● **Problem to work on**
Extend the text below on a plan fiduciary's duties in choosing designated investment alternatives, picking up right after its last sentence.

● **Text section**
------------------------------

③ Liquidity. The fiduciary must prudently assess and confirm that the designated investment alternative possesses sufficient liquidity to meet anticipated needs at both the plan level and the individual level. For example, because participant-directed individual account plans are inherently long-term retirement savings tools, fiduciaries are not required to exclusively select products with full liquidity. A prudent fiduciary decision-making process will often lead to a decision to sacrifice a portion of liquidity at the plan or individual level in exchange for higher risk-adjusted returns. Specifically, liquidity at both the participant level and the plan level needs to be considered. At the participant level, it is necessary to consider the immediate liquidity needs that may be caused by events such as retirement, separation from service, and financial hardship, and ensure that the selected investment options have sufficient liquidity to meet these needs. At the plan level, it is necessary to consider the short-term liquidity needs that may arise from situations such as plan termination, changing recordkeepers or investment providers, as well as corporate sponsor mergers and acquisitions. It is worth noting that when determining whether an investment alternative has sufficient liquidity, it is necessary to balance the relationship between its restrictions and its expected returns. If the expected return of a product is sufficient to compensate for the losses caused by its restrictiveness, then fully allocating funds to this illiquid product may also be considered a reasonable choice.
④ Valuation. The fiduciary must appropriately consider and determine that the designated investment alternative has taken adequate measures to ensure that the alternative can be valued in a timely and accurate manner according to the needs of the plan. For assets traded daily on public exchanges, the fiduciary may refer to exchange prices. For non-publicly traded assets, the fiduciary needs to examine whether they follow generally accepted valuation principles and ensure that the valuation process is independent and free of material conflicts of interest. If the fiduciary performs appropriate due diligence (such as reviewing financial statements and prospectuses) and finds no suspicious information, they can be deemed to have fulfilled the duty of prudence. Conversely, if the investment involves complex related-party transactions and the valuation is dominated by related parties, the prudence requirement cannot be met.
⑤ Performance benchmark. The plan fiduciary must appropriately consider and determine that each designated investment alternative has a meaningful benchmark, and compare the risk-adjusted expected returns of the designated investment alternative against this meaningful benchmark. A meaningful benchmark refers to an investment, strategy, index, or other comparator that has a similar mandate, strategy, objective, and risk to the designated investment alternative. When selecting a benchmark, attention should be paid to the degree of matching in product strategy and risk, the availability of the benchmark, the construction or adoption of a blended benchmark reflecting true holding proportions, and the possibility of hiring independent experts to assist in constructing the benchmark.

------------------------------

● **Material provided**

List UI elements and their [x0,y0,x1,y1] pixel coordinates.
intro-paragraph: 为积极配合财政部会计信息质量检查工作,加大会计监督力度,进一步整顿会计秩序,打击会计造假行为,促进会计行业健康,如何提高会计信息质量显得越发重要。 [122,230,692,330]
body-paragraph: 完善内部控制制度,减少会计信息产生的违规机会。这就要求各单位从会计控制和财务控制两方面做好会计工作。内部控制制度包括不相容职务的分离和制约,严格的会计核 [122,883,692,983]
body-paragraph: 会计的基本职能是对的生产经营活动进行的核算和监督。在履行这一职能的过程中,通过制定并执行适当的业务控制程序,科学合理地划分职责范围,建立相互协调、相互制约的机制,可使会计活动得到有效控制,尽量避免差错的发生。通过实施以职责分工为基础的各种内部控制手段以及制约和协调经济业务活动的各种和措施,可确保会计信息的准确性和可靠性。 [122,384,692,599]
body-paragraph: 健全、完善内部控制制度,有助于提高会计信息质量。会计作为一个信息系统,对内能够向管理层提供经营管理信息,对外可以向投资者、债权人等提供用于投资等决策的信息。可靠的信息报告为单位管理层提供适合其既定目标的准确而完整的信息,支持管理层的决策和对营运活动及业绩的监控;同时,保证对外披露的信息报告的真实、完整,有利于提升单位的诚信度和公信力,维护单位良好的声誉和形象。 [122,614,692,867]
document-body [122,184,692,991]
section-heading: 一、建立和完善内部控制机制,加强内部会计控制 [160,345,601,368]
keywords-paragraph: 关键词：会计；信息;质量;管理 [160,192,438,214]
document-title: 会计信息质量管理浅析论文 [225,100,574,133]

------------------------------

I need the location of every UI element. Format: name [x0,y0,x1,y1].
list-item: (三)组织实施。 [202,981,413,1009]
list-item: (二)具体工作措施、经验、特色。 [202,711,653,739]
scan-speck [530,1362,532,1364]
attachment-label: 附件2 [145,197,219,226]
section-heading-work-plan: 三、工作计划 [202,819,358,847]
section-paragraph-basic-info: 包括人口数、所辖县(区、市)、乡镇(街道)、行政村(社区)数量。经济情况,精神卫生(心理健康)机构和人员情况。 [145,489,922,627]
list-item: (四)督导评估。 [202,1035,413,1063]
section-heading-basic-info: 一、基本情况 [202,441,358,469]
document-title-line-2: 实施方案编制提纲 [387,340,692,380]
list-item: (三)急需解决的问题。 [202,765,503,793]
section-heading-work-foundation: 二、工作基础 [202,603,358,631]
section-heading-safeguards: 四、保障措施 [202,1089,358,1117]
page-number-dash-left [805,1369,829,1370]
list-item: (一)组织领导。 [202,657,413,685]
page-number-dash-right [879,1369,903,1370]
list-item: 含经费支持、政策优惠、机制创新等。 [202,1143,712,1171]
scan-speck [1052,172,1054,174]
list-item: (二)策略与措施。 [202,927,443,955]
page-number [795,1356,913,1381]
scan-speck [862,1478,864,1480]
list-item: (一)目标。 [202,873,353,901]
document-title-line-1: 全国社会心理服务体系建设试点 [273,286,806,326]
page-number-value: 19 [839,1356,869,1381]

------------------------------

● **Response to the task**
⑥ Complexity. The plan fiduciary must prudently consider the level of complexity of the designated investment alternative and confirm whether they possess the skills, knowledge, experience, and capabilities necessary to fully understand the alternative in order to fulfill the obligations stipulated by ERISA; or confirm whether there is a need to seek the assistance of a qualified investment advice fiduciary, investment manager, or other individuals. This standard stipulates the due diligence criteria that fiduciaries must meet when facing complex investment products, mainly covering two dimensions: fee structure and service value. In terms of fees, for products involving private assets and complex incentive mechanisms, the fiduciary must thoroughly understand their fee mechanics and confirm that they can bring excess returns, or negotiate to bundle the fees into a transparent fixed management fee. In terms of services, regarding fully discretionary managed accounts, the fiduciary must understand their operational models and data requirements. If an insufficient understanding leads to participants paying exorbitant fees while receiving inefficient services indistinguishable from cheap alternatives, the fiduciary will be deemed to have failed to fulfill their duty of prudence.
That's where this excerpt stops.